**Given exercise**
Collect all lines from the records below that include the word "FOREX".

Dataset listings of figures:
[START]
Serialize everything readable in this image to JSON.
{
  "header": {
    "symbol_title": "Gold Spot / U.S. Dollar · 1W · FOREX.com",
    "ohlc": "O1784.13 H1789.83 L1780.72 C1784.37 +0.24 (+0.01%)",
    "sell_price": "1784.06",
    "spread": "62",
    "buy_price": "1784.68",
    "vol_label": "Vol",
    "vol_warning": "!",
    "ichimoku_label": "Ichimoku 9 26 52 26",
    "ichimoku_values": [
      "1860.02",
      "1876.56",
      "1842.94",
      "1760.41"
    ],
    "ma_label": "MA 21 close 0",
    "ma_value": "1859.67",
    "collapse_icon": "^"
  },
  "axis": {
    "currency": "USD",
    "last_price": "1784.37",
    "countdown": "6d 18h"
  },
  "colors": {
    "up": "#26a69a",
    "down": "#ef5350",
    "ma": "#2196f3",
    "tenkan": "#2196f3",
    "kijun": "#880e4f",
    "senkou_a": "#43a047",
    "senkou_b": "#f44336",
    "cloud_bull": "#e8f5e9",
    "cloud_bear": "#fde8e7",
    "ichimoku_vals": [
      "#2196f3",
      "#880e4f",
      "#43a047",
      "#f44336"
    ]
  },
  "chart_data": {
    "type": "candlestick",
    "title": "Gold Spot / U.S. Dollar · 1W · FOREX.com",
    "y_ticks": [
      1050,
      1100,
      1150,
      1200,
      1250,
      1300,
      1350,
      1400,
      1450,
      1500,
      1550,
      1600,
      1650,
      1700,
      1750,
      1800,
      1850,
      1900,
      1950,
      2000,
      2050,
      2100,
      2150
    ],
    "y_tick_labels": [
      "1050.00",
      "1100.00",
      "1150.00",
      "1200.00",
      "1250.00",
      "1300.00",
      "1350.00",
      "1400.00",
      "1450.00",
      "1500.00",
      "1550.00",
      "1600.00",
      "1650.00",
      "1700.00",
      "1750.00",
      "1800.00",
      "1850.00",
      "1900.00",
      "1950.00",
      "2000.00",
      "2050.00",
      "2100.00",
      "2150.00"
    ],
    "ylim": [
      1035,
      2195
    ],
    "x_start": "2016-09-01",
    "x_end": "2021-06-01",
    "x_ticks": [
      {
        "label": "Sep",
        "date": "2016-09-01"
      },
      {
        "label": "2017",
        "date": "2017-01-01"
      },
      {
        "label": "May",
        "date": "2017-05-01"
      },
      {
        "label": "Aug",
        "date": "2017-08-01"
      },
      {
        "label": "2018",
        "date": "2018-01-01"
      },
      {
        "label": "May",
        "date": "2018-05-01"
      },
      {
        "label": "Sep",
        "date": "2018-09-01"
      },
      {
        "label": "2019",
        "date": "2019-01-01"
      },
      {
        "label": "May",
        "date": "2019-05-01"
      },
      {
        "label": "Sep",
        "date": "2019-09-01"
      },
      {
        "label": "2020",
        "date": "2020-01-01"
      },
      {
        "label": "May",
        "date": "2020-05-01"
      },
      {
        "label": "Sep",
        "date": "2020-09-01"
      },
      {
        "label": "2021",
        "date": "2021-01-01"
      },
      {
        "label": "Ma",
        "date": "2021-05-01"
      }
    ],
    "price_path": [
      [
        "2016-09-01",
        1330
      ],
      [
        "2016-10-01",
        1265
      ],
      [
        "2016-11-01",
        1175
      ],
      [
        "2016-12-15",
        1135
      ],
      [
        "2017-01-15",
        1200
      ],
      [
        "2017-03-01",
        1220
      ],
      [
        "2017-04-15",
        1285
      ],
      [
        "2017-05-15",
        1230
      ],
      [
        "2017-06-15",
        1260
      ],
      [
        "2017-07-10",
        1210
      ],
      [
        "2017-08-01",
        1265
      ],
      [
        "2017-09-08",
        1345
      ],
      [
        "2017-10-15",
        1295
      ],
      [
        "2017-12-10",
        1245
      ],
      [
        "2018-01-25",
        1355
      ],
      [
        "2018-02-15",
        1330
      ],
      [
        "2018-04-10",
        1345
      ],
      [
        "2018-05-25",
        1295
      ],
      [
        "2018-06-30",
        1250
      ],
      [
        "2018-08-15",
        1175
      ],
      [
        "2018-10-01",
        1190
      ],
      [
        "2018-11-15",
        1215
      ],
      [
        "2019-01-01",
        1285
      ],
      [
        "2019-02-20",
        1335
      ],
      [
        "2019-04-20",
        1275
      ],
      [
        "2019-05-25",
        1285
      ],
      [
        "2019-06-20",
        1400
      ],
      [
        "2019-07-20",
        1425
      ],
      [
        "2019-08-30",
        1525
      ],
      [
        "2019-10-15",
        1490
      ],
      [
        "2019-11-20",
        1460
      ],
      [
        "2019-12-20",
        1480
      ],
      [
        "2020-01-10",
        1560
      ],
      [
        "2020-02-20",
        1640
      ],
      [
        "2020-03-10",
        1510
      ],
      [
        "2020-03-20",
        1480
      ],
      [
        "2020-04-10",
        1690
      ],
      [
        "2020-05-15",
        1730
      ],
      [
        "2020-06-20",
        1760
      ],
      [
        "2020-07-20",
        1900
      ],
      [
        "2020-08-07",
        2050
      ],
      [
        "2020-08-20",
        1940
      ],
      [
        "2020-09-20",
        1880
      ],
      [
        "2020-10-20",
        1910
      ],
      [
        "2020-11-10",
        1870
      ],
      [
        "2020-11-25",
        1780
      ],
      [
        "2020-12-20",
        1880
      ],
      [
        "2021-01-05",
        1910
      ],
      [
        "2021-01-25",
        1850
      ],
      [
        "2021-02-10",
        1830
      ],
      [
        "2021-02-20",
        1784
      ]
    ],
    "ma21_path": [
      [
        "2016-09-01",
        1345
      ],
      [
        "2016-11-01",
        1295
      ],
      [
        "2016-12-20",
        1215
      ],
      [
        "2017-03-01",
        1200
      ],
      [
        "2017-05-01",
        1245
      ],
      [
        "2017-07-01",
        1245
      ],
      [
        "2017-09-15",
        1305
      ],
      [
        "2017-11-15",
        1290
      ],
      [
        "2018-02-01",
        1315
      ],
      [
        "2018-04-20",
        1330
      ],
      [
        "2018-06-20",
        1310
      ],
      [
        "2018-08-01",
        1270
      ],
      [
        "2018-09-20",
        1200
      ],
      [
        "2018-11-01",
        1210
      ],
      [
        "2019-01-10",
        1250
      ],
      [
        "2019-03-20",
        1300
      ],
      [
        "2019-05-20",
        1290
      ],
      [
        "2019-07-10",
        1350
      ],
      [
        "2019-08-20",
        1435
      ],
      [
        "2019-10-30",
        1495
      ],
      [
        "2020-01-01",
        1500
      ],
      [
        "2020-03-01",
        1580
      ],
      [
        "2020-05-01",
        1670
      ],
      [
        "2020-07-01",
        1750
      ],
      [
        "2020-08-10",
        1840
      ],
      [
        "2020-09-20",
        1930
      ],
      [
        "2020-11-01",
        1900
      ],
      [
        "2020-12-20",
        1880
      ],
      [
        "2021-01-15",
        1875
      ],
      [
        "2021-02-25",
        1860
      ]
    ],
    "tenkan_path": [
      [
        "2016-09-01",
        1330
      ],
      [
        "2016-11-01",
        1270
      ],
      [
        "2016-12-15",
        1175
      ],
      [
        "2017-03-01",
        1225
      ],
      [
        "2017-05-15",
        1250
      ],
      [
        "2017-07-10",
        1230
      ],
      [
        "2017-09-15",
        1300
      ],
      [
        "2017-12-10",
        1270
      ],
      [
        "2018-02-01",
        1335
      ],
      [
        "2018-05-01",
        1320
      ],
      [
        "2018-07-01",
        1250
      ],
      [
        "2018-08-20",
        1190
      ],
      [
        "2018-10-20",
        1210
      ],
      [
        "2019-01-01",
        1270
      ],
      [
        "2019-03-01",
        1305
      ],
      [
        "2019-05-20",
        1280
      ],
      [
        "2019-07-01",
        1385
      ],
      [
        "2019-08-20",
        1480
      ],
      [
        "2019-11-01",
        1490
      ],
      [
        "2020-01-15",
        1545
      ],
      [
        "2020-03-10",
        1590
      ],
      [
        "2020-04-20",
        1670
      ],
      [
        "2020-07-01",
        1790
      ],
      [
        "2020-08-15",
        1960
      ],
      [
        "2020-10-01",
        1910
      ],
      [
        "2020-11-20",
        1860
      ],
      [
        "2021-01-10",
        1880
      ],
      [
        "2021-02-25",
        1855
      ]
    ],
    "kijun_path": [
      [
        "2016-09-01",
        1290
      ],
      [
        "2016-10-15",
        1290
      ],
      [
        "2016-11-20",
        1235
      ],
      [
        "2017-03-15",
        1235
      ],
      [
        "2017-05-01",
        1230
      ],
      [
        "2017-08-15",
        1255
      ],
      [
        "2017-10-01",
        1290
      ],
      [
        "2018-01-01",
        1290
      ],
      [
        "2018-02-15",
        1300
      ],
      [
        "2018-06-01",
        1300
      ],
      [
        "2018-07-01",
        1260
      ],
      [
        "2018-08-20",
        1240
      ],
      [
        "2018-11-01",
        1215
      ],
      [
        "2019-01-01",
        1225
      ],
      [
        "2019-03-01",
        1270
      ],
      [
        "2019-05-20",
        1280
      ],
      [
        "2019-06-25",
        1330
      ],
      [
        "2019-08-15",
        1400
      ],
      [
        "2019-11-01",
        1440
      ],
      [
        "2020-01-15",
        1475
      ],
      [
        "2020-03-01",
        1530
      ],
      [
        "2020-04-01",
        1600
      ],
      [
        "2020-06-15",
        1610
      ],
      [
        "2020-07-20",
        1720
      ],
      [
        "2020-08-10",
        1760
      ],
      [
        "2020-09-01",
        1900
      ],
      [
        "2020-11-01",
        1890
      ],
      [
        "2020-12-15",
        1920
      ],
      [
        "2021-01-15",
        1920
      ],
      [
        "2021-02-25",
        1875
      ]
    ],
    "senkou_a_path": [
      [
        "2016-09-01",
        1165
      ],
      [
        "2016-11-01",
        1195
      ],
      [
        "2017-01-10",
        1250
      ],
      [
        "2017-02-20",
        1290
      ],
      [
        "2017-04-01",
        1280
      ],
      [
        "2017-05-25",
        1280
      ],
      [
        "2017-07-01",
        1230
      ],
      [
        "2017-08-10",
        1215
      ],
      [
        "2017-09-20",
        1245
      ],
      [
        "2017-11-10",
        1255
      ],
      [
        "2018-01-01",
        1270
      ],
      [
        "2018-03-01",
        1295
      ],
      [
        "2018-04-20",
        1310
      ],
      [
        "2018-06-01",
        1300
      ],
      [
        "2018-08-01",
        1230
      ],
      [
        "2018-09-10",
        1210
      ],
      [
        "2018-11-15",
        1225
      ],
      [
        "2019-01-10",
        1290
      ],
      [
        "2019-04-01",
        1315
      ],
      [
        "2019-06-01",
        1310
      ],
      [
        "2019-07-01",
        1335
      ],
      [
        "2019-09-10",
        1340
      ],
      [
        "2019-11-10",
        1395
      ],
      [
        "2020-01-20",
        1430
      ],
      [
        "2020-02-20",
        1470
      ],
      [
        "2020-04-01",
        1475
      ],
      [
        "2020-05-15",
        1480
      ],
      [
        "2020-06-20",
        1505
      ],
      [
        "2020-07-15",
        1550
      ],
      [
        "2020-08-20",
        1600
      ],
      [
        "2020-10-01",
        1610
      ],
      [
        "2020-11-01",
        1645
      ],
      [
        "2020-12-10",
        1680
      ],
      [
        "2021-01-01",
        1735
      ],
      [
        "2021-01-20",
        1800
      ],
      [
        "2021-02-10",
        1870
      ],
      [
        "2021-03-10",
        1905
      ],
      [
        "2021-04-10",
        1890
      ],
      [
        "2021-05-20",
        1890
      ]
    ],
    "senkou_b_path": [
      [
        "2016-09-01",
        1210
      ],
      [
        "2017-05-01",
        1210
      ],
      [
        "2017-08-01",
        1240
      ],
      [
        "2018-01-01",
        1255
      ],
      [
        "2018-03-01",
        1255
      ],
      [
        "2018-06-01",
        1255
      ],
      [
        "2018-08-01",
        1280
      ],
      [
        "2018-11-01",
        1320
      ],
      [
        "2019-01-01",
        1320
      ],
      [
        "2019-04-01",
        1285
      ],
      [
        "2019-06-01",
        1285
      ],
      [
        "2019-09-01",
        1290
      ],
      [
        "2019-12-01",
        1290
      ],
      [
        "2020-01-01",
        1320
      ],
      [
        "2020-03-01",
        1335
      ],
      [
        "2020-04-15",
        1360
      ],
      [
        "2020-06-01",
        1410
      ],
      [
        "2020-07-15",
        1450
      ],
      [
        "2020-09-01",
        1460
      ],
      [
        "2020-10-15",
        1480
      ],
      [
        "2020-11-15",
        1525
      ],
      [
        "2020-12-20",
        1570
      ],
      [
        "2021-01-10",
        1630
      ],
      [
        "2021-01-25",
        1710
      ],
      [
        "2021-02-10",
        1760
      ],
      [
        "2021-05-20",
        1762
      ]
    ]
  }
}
[END]
**Output**
    "symbol_title": "Gold Spot / U.S. Dollar · 1W · FOREX.com",
    "title": "Gold Spot / U.S. Dollar · 1W · FOREX.com",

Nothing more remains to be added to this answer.